# Input material start

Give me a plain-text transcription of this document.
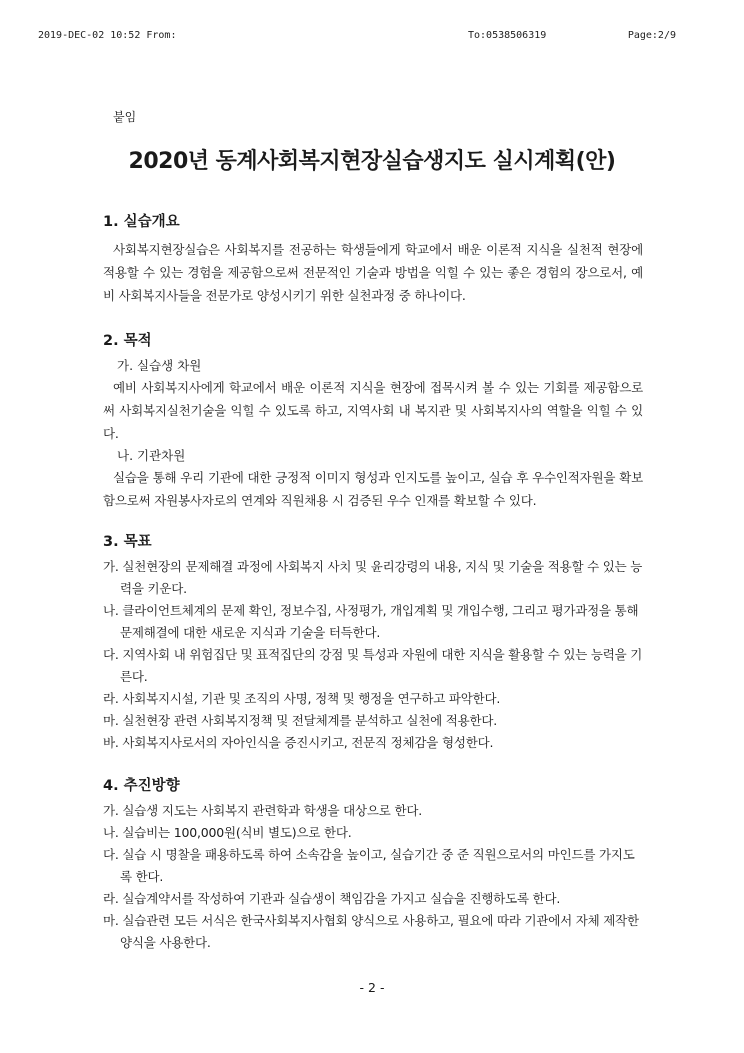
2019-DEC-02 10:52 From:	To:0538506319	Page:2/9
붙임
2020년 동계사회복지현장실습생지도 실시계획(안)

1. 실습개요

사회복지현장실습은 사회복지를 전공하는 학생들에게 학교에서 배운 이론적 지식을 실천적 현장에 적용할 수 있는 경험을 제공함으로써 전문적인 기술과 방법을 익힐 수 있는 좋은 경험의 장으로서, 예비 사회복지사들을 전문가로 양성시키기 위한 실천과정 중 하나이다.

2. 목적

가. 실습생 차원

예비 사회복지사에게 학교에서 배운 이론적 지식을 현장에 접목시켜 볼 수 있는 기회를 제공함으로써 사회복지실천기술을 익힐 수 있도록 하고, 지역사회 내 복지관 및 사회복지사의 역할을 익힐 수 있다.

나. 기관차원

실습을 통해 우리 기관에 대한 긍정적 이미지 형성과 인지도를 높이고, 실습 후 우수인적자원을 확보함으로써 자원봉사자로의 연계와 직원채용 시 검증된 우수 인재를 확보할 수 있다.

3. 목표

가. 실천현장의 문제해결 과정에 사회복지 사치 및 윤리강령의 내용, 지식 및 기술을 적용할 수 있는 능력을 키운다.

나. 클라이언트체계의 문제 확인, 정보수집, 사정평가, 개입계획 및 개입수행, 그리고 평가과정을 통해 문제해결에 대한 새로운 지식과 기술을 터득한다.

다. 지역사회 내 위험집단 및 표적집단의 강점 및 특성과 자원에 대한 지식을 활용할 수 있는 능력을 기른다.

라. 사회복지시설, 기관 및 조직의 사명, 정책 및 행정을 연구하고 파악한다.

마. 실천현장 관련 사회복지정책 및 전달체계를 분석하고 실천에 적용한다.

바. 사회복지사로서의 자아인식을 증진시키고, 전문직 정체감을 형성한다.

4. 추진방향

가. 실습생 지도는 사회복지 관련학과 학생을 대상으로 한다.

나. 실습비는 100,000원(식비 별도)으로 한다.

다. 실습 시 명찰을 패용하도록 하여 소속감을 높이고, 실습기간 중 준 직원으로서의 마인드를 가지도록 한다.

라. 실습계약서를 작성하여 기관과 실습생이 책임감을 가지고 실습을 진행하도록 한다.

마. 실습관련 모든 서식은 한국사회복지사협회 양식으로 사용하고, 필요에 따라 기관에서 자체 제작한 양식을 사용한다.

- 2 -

# Input material end
# Input material start

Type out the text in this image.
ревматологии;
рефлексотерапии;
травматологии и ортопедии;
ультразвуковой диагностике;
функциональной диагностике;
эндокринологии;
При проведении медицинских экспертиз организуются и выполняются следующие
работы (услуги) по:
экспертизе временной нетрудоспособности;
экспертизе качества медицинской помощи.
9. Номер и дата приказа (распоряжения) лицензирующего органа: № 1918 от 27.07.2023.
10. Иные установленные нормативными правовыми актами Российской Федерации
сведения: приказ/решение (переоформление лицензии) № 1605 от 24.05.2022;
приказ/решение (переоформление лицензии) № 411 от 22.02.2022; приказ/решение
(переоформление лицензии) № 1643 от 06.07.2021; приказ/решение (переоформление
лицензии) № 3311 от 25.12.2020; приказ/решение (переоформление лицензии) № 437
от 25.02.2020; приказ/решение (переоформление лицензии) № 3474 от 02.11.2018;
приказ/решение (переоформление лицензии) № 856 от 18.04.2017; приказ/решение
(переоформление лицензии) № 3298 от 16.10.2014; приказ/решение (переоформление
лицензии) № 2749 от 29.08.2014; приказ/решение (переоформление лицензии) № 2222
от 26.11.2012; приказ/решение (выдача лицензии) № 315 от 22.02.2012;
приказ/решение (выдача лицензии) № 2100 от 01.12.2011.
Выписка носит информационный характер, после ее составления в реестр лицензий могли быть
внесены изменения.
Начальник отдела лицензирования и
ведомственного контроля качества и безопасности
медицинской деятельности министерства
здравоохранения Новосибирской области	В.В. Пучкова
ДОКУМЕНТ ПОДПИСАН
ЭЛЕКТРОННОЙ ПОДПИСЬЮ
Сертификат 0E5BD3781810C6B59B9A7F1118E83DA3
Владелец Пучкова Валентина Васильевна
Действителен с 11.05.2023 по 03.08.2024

# Input material end

Exercise brief: Going through the entries above line by line, work out how many lines include the word "выдача". Only the number is required.

Correct response: 2